- Given request -
Take the line containing "Transcribe the text in this document." and all lines after it, through the end of the material, and repeat them exactly, pictures left out.

— BEGIN Rows —

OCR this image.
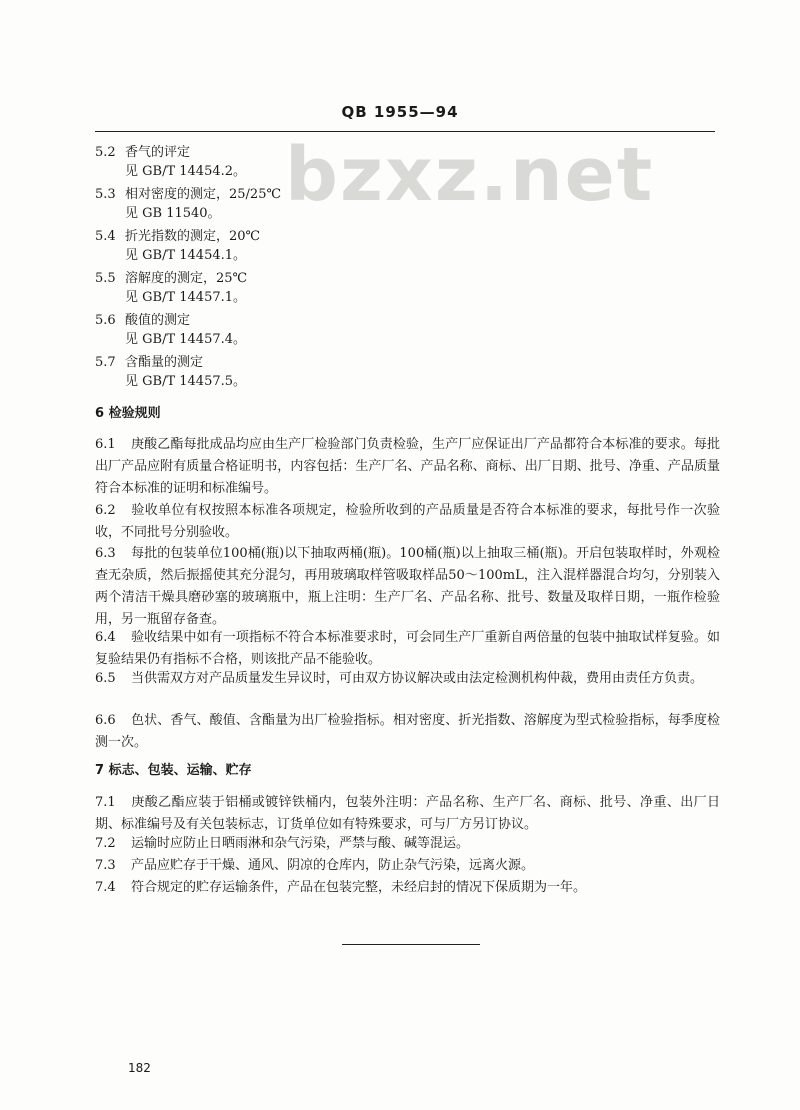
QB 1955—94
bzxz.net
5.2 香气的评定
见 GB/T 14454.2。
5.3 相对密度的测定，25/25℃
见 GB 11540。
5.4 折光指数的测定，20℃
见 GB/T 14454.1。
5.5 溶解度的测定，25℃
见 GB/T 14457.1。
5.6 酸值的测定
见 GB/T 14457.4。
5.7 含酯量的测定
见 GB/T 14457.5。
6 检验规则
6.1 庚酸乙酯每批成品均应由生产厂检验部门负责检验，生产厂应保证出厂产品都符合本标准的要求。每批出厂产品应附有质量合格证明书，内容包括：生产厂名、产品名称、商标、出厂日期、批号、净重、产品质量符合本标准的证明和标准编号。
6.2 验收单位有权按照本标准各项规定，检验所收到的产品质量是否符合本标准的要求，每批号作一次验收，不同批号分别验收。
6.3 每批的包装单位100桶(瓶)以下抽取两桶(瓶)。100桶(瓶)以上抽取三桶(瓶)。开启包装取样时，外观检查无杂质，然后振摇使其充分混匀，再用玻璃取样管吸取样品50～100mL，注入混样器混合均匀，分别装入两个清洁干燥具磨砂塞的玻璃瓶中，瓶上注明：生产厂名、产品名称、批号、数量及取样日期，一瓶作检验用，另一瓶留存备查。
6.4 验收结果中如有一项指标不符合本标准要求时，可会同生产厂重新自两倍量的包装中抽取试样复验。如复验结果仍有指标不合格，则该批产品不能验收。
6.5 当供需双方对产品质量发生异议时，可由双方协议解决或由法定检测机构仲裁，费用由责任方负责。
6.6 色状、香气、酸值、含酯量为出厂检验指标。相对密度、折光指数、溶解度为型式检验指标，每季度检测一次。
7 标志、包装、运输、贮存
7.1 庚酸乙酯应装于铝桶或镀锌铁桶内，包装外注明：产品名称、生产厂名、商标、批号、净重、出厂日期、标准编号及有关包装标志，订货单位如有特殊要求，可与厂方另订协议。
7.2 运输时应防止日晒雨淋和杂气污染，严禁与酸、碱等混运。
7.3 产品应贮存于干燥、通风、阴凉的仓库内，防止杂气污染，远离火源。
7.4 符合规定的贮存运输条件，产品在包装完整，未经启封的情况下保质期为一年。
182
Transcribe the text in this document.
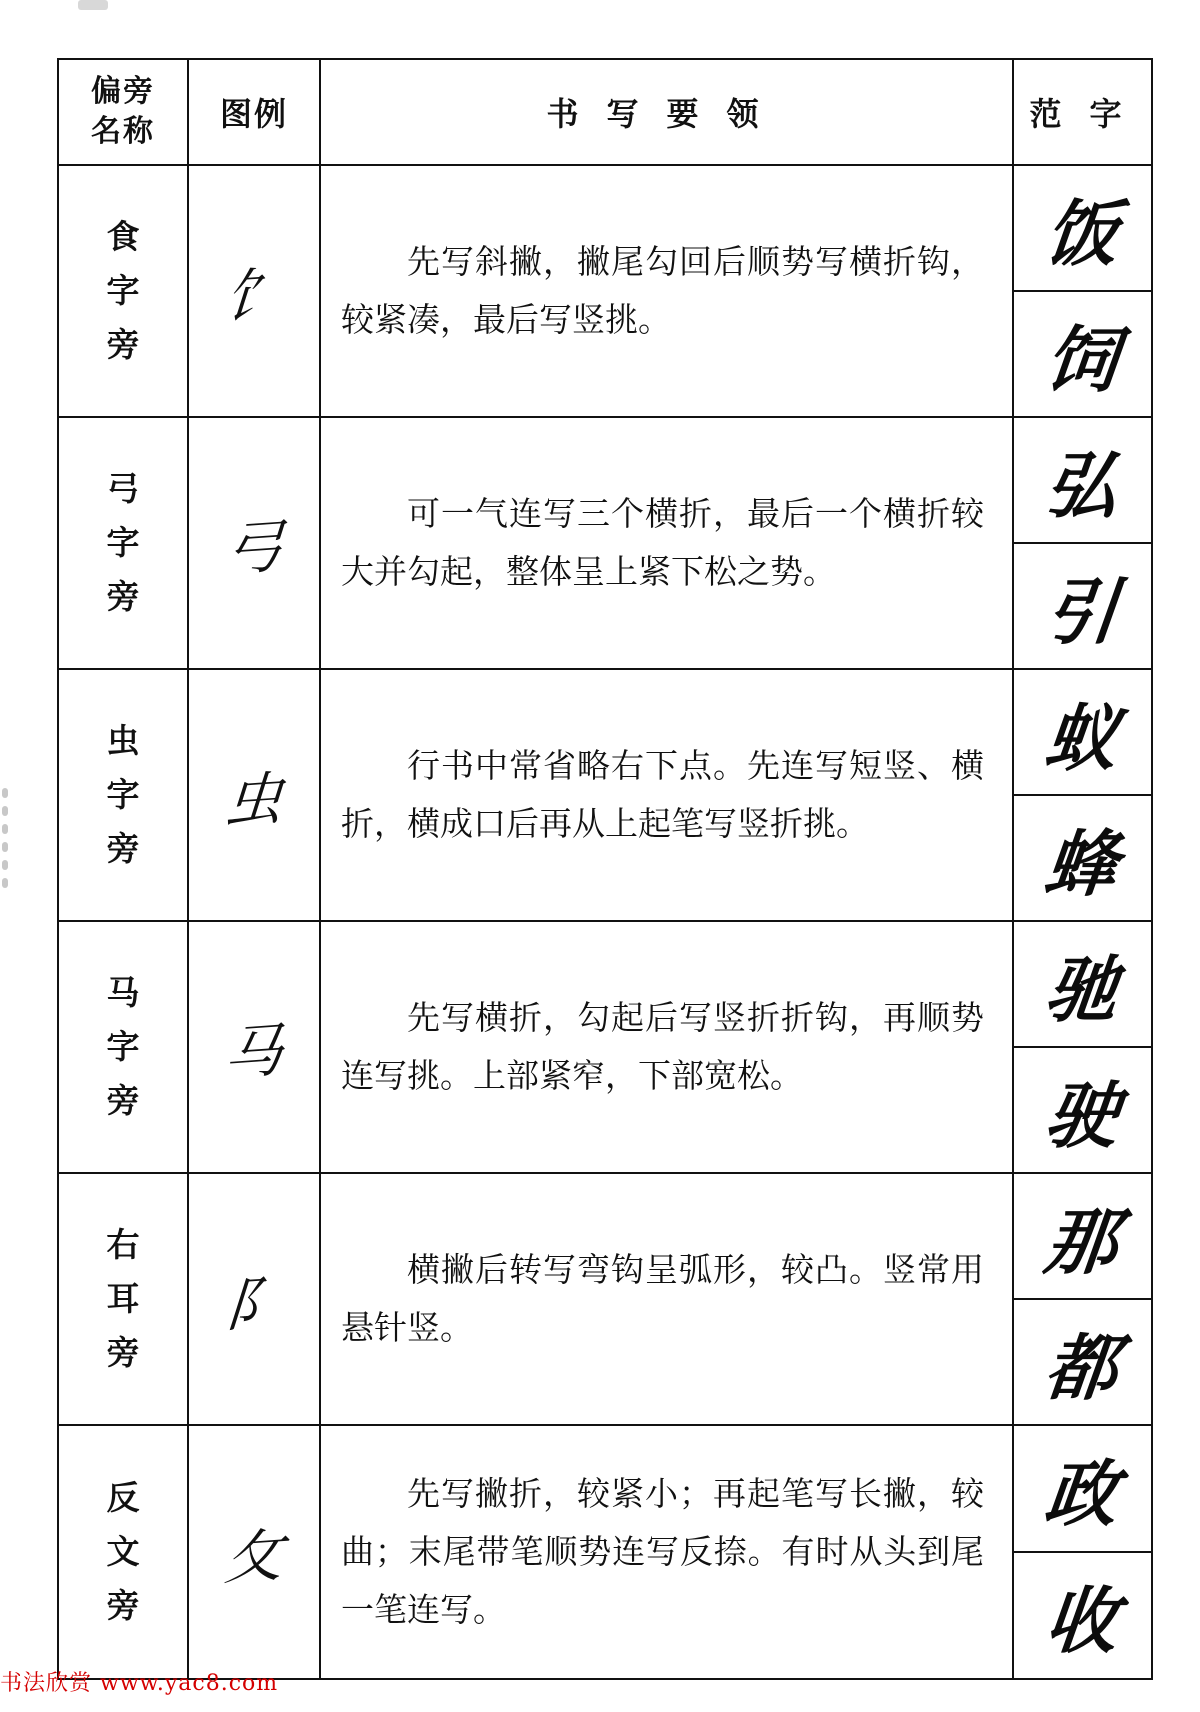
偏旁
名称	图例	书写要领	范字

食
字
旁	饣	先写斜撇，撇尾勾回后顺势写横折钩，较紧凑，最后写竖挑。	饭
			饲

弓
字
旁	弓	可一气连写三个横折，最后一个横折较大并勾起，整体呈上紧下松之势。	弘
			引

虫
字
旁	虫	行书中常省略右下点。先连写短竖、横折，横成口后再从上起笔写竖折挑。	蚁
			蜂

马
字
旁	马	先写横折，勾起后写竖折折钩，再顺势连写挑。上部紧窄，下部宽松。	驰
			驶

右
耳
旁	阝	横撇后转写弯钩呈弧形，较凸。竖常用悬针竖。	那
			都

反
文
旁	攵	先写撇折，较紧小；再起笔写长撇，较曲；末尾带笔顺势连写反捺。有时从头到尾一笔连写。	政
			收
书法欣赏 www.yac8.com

— END Rows —

- Finished exercise -
Transcribe the text in this document.
偏旁
名称	图例	书写要领	范字

食
字
旁	饣	先写斜撇，撇尾勾回后顺势写横折钩，较紧凑，最后写竖挑。	饭
			饲

弓
字
旁	弓	可一气连写三个横折，最后一个横折较大并勾起，整体呈上紧下松之势。	弘
			引

虫
字
旁	虫	行书中常省略右下点。先连写短竖、横折，横成口后再从上起笔写竖折挑。	蚁
			蜂

马
字
旁	马	先写横折，勾起后写竖折折钩，再顺势连写挑。上部紧窄，下部宽松。	驰
			驶

右
耳
旁	阝	横撇后转写弯钩呈弧形，较凸。竖常用悬针竖。	那
			都

反
文
旁	攵	先写撇折，较紧小；再起笔写长撇，较曲；末尾带笔顺势连写反捺。有时从头到尾一笔连写。	政
			收
书法欣赏 www.yac8.com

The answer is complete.